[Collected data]

────────

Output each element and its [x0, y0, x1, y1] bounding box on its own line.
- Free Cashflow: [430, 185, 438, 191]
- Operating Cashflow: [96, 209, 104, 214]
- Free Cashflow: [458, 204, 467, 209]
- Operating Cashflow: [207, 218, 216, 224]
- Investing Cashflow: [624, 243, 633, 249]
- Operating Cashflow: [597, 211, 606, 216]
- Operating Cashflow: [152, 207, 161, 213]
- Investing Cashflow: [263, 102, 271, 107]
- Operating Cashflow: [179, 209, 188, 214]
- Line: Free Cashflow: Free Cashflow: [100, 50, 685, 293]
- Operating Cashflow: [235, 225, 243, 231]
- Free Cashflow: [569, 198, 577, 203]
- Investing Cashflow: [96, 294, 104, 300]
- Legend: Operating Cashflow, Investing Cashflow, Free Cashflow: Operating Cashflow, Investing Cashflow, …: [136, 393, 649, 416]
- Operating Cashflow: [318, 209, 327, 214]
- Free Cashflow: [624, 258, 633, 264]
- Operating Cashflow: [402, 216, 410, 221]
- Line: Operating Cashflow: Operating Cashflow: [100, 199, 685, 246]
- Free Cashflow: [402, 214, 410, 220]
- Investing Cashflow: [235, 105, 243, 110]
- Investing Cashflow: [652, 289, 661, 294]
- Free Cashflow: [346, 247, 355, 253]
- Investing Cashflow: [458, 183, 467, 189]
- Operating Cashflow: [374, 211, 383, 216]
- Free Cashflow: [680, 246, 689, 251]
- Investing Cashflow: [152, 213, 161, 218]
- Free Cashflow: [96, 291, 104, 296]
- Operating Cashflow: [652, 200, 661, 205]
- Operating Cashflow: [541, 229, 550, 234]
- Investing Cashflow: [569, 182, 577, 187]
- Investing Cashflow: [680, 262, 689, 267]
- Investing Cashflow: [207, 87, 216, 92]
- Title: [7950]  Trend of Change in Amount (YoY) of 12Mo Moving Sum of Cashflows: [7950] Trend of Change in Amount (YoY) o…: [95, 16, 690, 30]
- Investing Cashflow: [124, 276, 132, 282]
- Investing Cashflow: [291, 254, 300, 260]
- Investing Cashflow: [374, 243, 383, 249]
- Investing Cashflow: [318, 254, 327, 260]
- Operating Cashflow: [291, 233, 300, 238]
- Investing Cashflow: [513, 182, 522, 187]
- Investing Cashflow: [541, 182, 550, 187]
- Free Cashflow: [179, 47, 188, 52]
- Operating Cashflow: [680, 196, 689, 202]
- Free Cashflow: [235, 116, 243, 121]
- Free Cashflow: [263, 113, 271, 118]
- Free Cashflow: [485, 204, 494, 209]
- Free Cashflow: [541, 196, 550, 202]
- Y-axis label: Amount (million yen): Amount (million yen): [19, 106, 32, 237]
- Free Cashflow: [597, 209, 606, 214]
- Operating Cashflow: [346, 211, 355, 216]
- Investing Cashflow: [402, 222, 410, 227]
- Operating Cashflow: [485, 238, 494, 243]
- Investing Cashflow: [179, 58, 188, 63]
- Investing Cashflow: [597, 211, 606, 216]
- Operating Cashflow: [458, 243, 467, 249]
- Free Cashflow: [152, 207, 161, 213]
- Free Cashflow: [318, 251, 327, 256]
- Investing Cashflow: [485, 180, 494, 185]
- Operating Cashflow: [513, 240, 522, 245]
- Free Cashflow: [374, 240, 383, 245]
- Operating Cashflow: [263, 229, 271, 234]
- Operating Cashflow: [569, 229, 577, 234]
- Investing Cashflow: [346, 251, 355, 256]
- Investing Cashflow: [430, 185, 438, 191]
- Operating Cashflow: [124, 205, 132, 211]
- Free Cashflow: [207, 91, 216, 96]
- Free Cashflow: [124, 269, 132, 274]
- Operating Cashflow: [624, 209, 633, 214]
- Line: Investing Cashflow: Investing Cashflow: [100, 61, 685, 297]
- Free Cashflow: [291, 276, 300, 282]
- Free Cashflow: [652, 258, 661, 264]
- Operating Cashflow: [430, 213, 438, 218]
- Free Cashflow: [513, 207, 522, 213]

────────

- [Your instructions] Reproduce, without changes, the stretch of the data above from its first line through the line that contains "- Free Cashflow: [346, 247, 355, 253]", including both of those lines.

- [Output for this task]
Output each element and its [x0, y0, x1, y1] bounding box on its own line.
- Free Cashflow: [430, 185, 438, 191]
- Operating Cashflow: [96, 209, 104, 214]
- Free Cashflow: [458, 204, 467, 209]
- Operating Cashflow: [207, 218, 216, 224]
- Investing Cashflow: [624, 243, 633, 249]
- Operating Cashflow: [597, 211, 606, 216]
- Operating Cashflow: [152, 207, 161, 213]
- Investing Cashflow: [263, 102, 271, 107]
- Operating Cashflow: [179, 209, 188, 214]
- Line: Free Cashflow: Free Cashflow: [100, 50, 685, 293]
- Operating Cashflow: [235, 225, 243, 231]
- Free Cashflow: [569, 198, 577, 203]
- Investing Cashflow: [96, 294, 104, 300]
- Legend: Operating Cashflow, Investing Cashflow, Free Cashflow: Operating Cashflow, Investing Cashflow, …: [136, 393, 649, 416]
- Operating Cashflow: [318, 209, 327, 214]
- Free Cashflow: [624, 258, 633, 264]
- Operating Cashflow: [402, 216, 410, 221]
- Line: Operating Cashflow: Operating Cashflow: [100, 199, 685, 246]
- Free Cashflow: [402, 214, 410, 220]
- Investing Cashflow: [235, 105, 243, 110]
- Investing Cashflow: [652, 289, 661, 294]
- Free Cashflow: [346, 247, 355, 253]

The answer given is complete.